◆ Task requirements: Could you print every record below exactly as it appears?

◆ Records shown:
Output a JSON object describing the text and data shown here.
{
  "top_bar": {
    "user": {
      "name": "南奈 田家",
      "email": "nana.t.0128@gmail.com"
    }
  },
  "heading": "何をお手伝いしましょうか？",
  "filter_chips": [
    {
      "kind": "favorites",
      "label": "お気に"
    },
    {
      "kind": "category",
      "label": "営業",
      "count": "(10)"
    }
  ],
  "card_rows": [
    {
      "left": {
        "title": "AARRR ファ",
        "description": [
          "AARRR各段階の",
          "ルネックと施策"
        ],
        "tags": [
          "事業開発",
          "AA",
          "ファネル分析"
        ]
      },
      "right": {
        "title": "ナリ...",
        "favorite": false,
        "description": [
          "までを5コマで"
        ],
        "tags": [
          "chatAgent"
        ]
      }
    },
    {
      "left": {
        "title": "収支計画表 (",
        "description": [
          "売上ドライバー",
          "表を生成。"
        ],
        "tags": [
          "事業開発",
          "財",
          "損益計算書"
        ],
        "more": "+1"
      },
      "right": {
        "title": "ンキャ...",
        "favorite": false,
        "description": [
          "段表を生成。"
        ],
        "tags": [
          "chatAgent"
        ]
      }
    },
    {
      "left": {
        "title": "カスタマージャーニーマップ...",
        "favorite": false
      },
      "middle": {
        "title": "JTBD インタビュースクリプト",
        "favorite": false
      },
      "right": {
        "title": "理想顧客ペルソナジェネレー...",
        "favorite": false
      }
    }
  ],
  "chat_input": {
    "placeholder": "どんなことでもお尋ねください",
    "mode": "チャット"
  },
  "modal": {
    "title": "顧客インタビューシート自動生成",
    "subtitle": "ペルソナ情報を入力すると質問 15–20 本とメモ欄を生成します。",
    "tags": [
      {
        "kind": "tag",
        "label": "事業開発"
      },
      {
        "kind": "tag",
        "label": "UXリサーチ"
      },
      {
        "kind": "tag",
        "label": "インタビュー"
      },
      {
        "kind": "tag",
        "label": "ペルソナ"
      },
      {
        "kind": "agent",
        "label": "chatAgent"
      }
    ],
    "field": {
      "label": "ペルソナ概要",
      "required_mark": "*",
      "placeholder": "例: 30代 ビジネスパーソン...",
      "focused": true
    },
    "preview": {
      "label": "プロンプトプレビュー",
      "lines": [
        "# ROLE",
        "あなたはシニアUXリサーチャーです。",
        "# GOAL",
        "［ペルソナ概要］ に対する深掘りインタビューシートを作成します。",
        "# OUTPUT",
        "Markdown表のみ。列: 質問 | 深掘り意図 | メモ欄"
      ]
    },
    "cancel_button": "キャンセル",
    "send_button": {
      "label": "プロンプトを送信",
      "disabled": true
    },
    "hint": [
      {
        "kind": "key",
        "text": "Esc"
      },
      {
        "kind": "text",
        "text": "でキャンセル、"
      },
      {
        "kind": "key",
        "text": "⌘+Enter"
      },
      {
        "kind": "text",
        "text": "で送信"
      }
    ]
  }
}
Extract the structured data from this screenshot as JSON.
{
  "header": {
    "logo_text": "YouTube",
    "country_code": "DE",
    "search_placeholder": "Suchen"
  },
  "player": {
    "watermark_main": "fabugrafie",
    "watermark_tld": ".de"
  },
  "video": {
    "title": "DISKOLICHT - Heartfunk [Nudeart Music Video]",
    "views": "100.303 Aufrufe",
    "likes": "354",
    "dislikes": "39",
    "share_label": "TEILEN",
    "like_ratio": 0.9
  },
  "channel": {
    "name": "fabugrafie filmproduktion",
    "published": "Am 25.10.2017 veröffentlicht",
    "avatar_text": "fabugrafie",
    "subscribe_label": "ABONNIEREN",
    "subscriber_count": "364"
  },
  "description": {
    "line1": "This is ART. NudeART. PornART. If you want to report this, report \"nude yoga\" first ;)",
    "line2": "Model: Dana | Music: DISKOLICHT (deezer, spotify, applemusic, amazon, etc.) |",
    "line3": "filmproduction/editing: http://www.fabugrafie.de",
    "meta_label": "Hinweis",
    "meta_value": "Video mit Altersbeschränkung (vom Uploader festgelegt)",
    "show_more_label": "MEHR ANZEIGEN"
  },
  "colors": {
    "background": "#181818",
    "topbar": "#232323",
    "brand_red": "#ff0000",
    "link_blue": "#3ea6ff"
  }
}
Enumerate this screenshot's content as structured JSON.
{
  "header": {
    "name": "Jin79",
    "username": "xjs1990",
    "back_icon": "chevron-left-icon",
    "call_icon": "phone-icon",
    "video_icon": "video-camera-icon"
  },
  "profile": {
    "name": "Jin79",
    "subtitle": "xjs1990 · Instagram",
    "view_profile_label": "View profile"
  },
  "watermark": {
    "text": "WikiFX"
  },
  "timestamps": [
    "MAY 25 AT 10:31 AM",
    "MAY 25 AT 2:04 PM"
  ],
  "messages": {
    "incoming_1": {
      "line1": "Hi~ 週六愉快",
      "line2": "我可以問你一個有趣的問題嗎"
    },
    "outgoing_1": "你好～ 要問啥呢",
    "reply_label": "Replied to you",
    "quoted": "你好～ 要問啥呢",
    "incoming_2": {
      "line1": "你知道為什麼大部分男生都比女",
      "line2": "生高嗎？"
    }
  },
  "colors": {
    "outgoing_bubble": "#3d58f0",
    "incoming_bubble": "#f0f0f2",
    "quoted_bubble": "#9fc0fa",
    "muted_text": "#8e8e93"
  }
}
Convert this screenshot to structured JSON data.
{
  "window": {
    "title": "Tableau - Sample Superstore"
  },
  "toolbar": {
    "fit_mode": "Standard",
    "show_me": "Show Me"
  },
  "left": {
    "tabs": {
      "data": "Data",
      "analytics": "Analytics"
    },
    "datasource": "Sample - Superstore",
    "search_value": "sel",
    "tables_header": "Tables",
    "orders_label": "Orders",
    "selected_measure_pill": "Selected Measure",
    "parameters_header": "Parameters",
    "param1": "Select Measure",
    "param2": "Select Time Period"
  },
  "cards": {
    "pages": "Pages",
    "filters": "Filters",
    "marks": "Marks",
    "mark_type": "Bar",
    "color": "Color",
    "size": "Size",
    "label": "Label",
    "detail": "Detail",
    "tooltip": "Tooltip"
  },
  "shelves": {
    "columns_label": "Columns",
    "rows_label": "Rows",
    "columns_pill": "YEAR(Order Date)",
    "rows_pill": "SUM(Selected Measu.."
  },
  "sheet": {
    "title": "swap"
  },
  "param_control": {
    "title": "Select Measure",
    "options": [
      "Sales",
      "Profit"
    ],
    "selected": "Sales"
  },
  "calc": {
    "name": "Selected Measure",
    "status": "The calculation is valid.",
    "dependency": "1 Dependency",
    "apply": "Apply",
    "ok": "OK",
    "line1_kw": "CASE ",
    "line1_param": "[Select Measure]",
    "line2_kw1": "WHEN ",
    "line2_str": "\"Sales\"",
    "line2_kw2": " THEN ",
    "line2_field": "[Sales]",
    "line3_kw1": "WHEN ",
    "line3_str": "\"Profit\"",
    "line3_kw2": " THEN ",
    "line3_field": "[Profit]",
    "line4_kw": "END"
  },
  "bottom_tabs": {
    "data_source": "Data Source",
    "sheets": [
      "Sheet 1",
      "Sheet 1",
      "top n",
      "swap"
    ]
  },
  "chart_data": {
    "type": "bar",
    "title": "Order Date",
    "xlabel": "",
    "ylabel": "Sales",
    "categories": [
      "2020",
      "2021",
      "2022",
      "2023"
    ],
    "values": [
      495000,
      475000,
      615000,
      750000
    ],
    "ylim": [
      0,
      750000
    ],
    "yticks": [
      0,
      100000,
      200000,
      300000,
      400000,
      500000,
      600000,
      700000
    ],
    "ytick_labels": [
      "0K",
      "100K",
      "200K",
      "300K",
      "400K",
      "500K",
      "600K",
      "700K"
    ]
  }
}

◆ The reply:
Output a JSON object describing the text and data shown here.
{
  "top_bar": {
    "user": {
      "name": "南奈 田家",
      "email": "nana.t.0128@gmail.com"
    }
  },
  "heading": "何をお手伝いしましょうか？",
  "filter_chips": [
    {
      "kind": "favorites",
      "label": "お気に"
    },
    {
      "kind": "category",
      "label": "営業",
      "count": "(10)"
    }
  ],
  "card_rows": [
    {
      "left": {
        "title": "AARRR ファ",
        "description": [
          "AARRR各段階の",
          "ルネックと施策"
        ],
        "tags": [
          "事業開発",
          "AA",
          "ファネル分析"
        ]
      },
      "right": {
        "title": "ナリ...",
        "favorite": false,
        "description": [
          "までを5コマで"
        ],
        "tags": [
          "chatAgent"
        ]
      }
    },
    {
      "left": {
        "title": "収支計画表 (",
        "description": [
          "売上ドライバー",
          "表を生成。"
        ],
        "tags": [
          "事業開発",
          "財",
          "損益計算書"
        ],
        "more": "+1"
      },
      "right": {
        "title": "ンキャ...",
        "favorite": false,
        "description": [
          "段表を生成。"
        ],
        "tags": [
          "chatAgent"
        ]
      }
    },
    {
      "left": {
        "title": "カスタマージャーニーマップ...",
        "favorite": false
      },
      "middle": {
        "title": "JTBD インタビュースクリプト",
        "favorite": false
      },
      "right": {
        "title": "理想顧客ペルソナジェネレー...",
        "favorite": false
      }
    }
  ],
  "chat_input": {
    "placeholder": "どんなことでもお尋ねください",
    "mode": "チャット"
  },
  "modal": {
    "title": "顧客インタビューシート自動生成",
    "subtitle": "ペルソナ情報を入力すると質問 15–20 本とメモ欄を生成します。",
    "tags": [
      {
        "kind": "tag",
        "label": "事業開発"
      },
      {
        "kind": "tag",
        "label": "UXリサーチ"
      },
      {
        "kind": "tag",
        "label": "インタビュー"
      },
      {
        "kind": "tag",
        "label": "ペルソナ"
      },
      {
        "kind": "agent",
        "label": "chatAgent"
      }
    ],
    "field": {
      "label": "ペルソナ概要",
      "required_mark": "*",
      "placeholder": "例: 30代 ビジネスパーソン...",
      "focused": true
    },
    "preview": {
      "label": "プロンプトプレビュー",
      "lines": [
        "# ROLE",
        "あなたはシニアUXリサーチャーです。",
        "# GOAL",
        "［ペルソナ概要］ に対する深掘りインタビューシートを作成します。",
        "# OUTPUT",
        "Markdown表のみ。列: 質問 | 深掘り意図 | メモ欄"
      ]
    },
    "cancel_button": "キャンセル",
    "send_button": {
      "label": "プロンプトを送信",
      "disabled": true
    },
    "hint": [
      {
        "kind": "key",
        "text": "Esc"
      },
      {
        "kind": "text",
        "text": "でキャンセル、"
      },
      {
        "kind": "key",
        "text": "⌘+Enter"
      },
      {
        "kind": "text",
        "text": "で送信"
      }
    ]
  }
}
Extract the structured data from this screenshot as JSON.
{
  "header": {
    "logo_text": "YouTube",
    "country_code": "DE",
    "search_placeholder": "Suchen"
  },
  "player": {
    "watermark_main": "fabugrafie",
    "watermark_tld": ".de"
  },
  "video": {
    "title": "DISKOLICHT - Heartfunk [Nudeart Music Video]",
    "views": "100.303 Aufrufe",
    "likes": "354",
    "dislikes": "39",
    "share_label": "TEILEN",
    "like_ratio": 0.9
  },
  "channel": {
    "name": "fabugrafie filmproduktion",
    "published": "Am 25.10.2017 veröffentlicht",
    "avatar_text": "fabugrafie",
    "subscribe_label": "ABONNIEREN",
    "subscriber_count": "364"
  },
  "description": {
    "line1": "This is ART. NudeART. PornART. If you want to report this, report \"nude yoga\" first ;)",
    "line2": "Model: Dana | Music: DISKOLICHT (deezer, spotify, applemusic, amazon, etc.) |",
    "line3": "filmproduction/editing: http://www.fabugrafie.de",
    "meta_label": "Hinweis",
    "meta_value": "Video mit Altersbeschränkung (vom Uploader festgelegt)",
    "show_more_label": "MEHR ANZEIGEN"
  },
  "colors": {
    "background": "#181818",
    "topbar": "#232323",
    "brand_red": "#ff0000",
    "link_blue": "#3ea6ff"
  }
}
Enumerate this screenshot's content as structured JSON.
{
  "header": {
    "name": "Jin79",
    "username": "xjs1990",
    "back_icon": "chevron-left-icon",
    "call_icon": "phone-icon",
    "video_icon": "video-camera-icon"
  },
  "profile": {
    "name": "Jin79",
    "subtitle": "xjs1990 · Instagram",
    "view_profile_label": "View profile"
  },
  "watermark": {
    "text": "WikiFX"
  },
  "timestamps": [
    "MAY 25 AT 10:31 AM",
    "MAY 25 AT 2:04 PM"
  ],
  "messages": {
    "incoming_1": {
      "line1": "Hi~ 週六愉快",
      "line2": "我可以問你一個有趣的問題嗎"
    },
    "outgoing_1": "你好～ 要問啥呢",
    "reply_label": "Replied to you",
    "quoted": "你好～ 要問啥呢",
    "incoming_2": {
      "line1": "你知道為什麼大部分男生都比女",
      "line2": "生高嗎？"
    }
  },
  "colors": {
    "outgoing_bubble": "#3d58f0",
    "incoming_bubble": "#f0f0f2",
    "quoted_bubble": "#9fc0fa",
    "muted_text": "#8e8e93"
  }
}
Convert this screenshot to structured JSON data.
{
  "window": {
    "title": "Tableau - Sample Superstore"
  },
  "toolbar": {
    "fit_mode": "Standard",
    "show_me": "Show Me"
  },
  "left": {
    "tabs": {
      "data": "Data",
      "analytics": "Analytics"
    },
    "datasource": "Sample - Superstore",
    "search_value": "sel",
    "tables_header": "Tables",
    "orders_label": "Orders",
    "selected_measure_pill": "Selected Measure",
    "parameters_header": "Parameters",
    "param1": "Select Measure",
    "param2": "Select Time Period"
  },
  "cards": {
    "pages": "Pages",
    "filters": "Filters",
    "marks": "Marks",
    "mark_type": "Bar",
    "color": "Color",
    "size": "Size",
    "label": "Label",
    "detail": "Detail",
    "tooltip": "Tooltip"
  },
  "shelves": {
    "columns_label": "Columns",
    "rows_label": "Rows",
    "columns_pill": "YEAR(Order Date)",
    "rows_pill": "SUM(Selected Measu.."
  },
  "sheet": {
    "title": "swap"
  },
  "param_control": {
    "title": "Select Measure",
    "options": [
      "Sales",
      "Profit"
    ],
    "selected": "Sales"
  },
  "calc": {
    "name": "Selected Measure",
    "status": "The calculation is valid.",
    "dependency": "1 Dependency",
    "apply": "Apply",
    "ok": "OK",
    "line1_kw": "CASE ",
    "line1_param": "[Select Measure]",
    "line2_kw1": "WHEN ",
    "line2_str": "\"Sales\"",
    "line2_kw2": " THEN ",
    "line2_field": "[Sales]",
    "line3_kw1": "WHEN ",
    "line3_str": "\"Profit\"",
    "line3_kw2": " THEN ",
    "line3_field": "[Profit]",
    "line4_kw": "END"
  },
  "bottom_tabs": {
    "data_source": "Data Source",
    "sheets": [
      "Sheet 1",
      "Sheet 1",
      "top n",
      "swap"
    ]
  },
  "chart_data": {
    "type": "bar",
    "title": "Order Date",
    "xlabel": "",
    "ylabel": "Sales",
    "categories": [
      "2020",
      "2021",
      "2022",
      "2023"
    ],
    "values": [
      495000,
      475000,
      615000,
      750000
    ],
    "ylim": [
      0,
      750000
    ],
    "yticks": [
      0,
      100000,
      200000,
      300000,
      400000,
      500000,
      600000,
      700000
    ],
    "ytick_labels": [
      "0K",
      "100K",
      "200K",
      "300K",
      "400K",
      "500K",
      "600K",
      "700K"
    ]
  }
}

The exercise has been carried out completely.